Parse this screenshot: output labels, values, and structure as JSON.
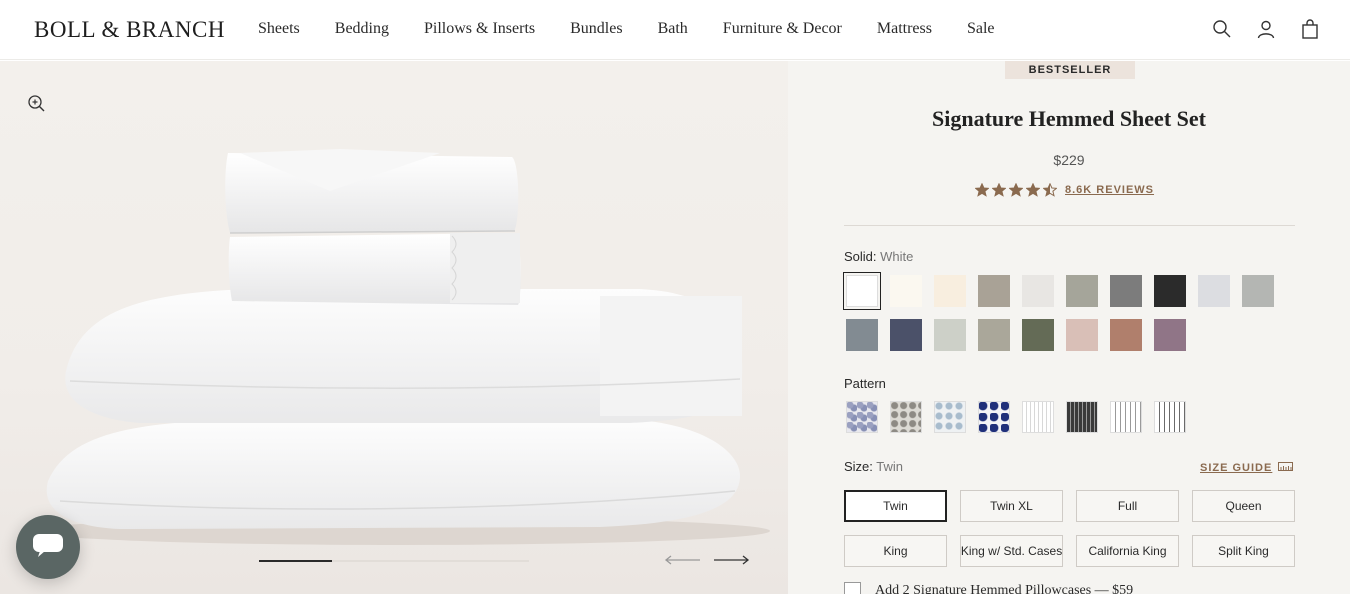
{
  "header": {
    "logo": "BOLL & BRANCH",
    "nav": [
      "Sheets",
      "Bedding",
      "Pillows & Inserts",
      "Bundles",
      "Bath",
      "Furniture & Decor",
      "Mattress",
      "Sale"
    ],
    "icons": [
      "search-icon",
      "account-icon",
      "cart-icon"
    ]
  },
  "gallery": {
    "progress": 0.27
  },
  "product": {
    "badge": "BESTSELLER",
    "title": "Signature Hemmed Sheet Set",
    "price": "$229",
    "rating": 4.5,
    "reviews": "8.6K REVIEWS",
    "solid_label": "Solid:",
    "solid_value": "White",
    "solid_colors": [
      "#ffffff",
      "#fbf8f0",
      "#f8eedf",
      "#a9a296",
      "#e8e6e3",
      "#a5a59a",
      "#7c7c7c",
      "#2b2b2b",
      "#dcdde1",
      "#b4b6b3",
      "#828b92",
      "#4b5169",
      "#cdd0c8",
      "#aaa79a",
      "#646b56",
      "#d9bfb7",
      "#b07f6c",
      "#907587"
    ],
    "pattern_label": "Pattern",
    "size_label": "Size:",
    "size_value": "Twin",
    "size_guide": "SIZE GUIDE",
    "sizes": [
      "Twin",
      "Twin XL",
      "Full",
      "Queen",
      "King",
      "King w/ Std. Cases",
      "California King",
      "Split King"
    ],
    "addon": "Add 2 Signature Hemmed Pillowcases —  $59"
  },
  "colors": {
    "accent": "#8a6a4f",
    "badge_bg": "#ece3dc",
    "panel_bg": "#f5f4f1",
    "star": "#8a6a4f",
    "chat_bg": "#5a6664"
  }
}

□ □ □

Search the records for the word "Hemmed". Copy every line that has it.

    "title": "Signature Hemmed Sheet Set",
    "addon": "Add 2 Signature Hemmed Pillowcases —  $59"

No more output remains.